● Exercise directions:
Every record here should be printed again exactly.

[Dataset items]

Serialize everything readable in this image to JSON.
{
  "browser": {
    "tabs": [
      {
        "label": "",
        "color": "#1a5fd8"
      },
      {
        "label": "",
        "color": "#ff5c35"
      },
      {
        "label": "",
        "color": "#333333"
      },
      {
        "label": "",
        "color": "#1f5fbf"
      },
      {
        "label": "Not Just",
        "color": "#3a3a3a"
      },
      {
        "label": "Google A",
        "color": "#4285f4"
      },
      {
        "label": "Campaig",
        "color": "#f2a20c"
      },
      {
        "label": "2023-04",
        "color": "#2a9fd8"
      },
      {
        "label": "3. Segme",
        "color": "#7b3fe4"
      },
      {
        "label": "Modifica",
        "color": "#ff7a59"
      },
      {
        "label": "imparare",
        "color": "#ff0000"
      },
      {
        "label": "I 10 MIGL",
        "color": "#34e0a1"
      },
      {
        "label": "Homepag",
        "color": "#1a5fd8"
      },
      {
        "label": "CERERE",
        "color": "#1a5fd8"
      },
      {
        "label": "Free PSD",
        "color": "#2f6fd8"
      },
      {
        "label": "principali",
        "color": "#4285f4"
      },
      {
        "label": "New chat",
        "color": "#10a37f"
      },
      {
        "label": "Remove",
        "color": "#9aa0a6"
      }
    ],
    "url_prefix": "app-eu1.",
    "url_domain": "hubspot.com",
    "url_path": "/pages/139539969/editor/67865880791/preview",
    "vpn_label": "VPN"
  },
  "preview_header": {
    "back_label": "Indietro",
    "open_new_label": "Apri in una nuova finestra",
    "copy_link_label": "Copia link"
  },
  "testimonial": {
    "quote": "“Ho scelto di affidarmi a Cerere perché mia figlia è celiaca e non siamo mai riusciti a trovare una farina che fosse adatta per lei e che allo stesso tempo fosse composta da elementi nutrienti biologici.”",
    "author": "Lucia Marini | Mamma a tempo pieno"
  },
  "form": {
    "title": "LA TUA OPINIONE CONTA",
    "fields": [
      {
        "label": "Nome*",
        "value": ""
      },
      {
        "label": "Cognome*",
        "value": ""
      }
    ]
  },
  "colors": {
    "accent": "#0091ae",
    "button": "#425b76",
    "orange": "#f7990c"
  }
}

● Solution for this task:
Serialize everything readable in this image to JSON.
{
  "browser": {
    "tabs": [
      {
        "label": "",
        "color": "#1a5fd8"
      },
      {
        "label": "",
        "color": "#ff5c35"
      },
      {
        "label": "",
        "color": "#333333"
      },
      {
        "label": "",
        "color": "#1f5fbf"
      },
      {
        "label": "Not Just",
        "color": "#3a3a3a"
      },
      {
        "label": "Google A",
        "color": "#4285f4"
      },
      {
        "label": "Campaig",
        "color": "#f2a20c"
      },
      {
        "label": "2023-04",
        "color": "#2a9fd8"
      },
      {
        "label": "3. Segme",
        "color": "#7b3fe4"
      },
      {
        "label": "Modifica",
        "color": "#ff7a59"
      },
      {
        "label": "imparare",
        "color": "#ff0000"
      },
      {
        "label": "I 10 MIGL",
        "color": "#34e0a1"
      },
      {
        "label": "Homepag",
        "color": "#1a5fd8"
      },
      {
        "label": "CERERE",
        "color": "#1a5fd8"
      },
      {
        "label": "Free PSD",
        "color": "#2f6fd8"
      },
      {
        "label": "principali",
        "color": "#4285f4"
      },
      {
        "label": "New chat",
        "color": "#10a37f"
      },
      {
        "label": "Remove",
        "color": "#9aa0a6"
      }
    ],
    "url_prefix": "app-eu1.",
    "url_domain": "hubspot.com",
    "url_path": "/pages/139539969/editor/67865880791/preview",
    "vpn_label": "VPN"
  },
  "preview_header": {
    "back_label": "Indietro",
    "open_new_label": "Apri in una nuova finestra",
    "copy_link_label": "Copia link"
  },
  "testimonial": {
    "quote": "“Ho scelto di affidarmi a Cerere perché mia figlia è celiaca e non siamo mai riusciti a trovare una farina che fosse adatta per lei e che allo stesso tempo fosse composta da elementi nutrienti biologici.”",
    "author": "Lucia Marini | Mamma a tempo pieno"
  },
  "form": {
    "title": "LA TUA OPINIONE CONTA",
    "fields": [
      {
        "label": "Nome*",
        "value": ""
      },
      {
        "label": "Cognome*",
        "value": ""
      }
    ]
  },
  "colors": {
    "accent": "#0091ae",
    "button": "#425b76",
    "orange": "#f7990c"
  }
}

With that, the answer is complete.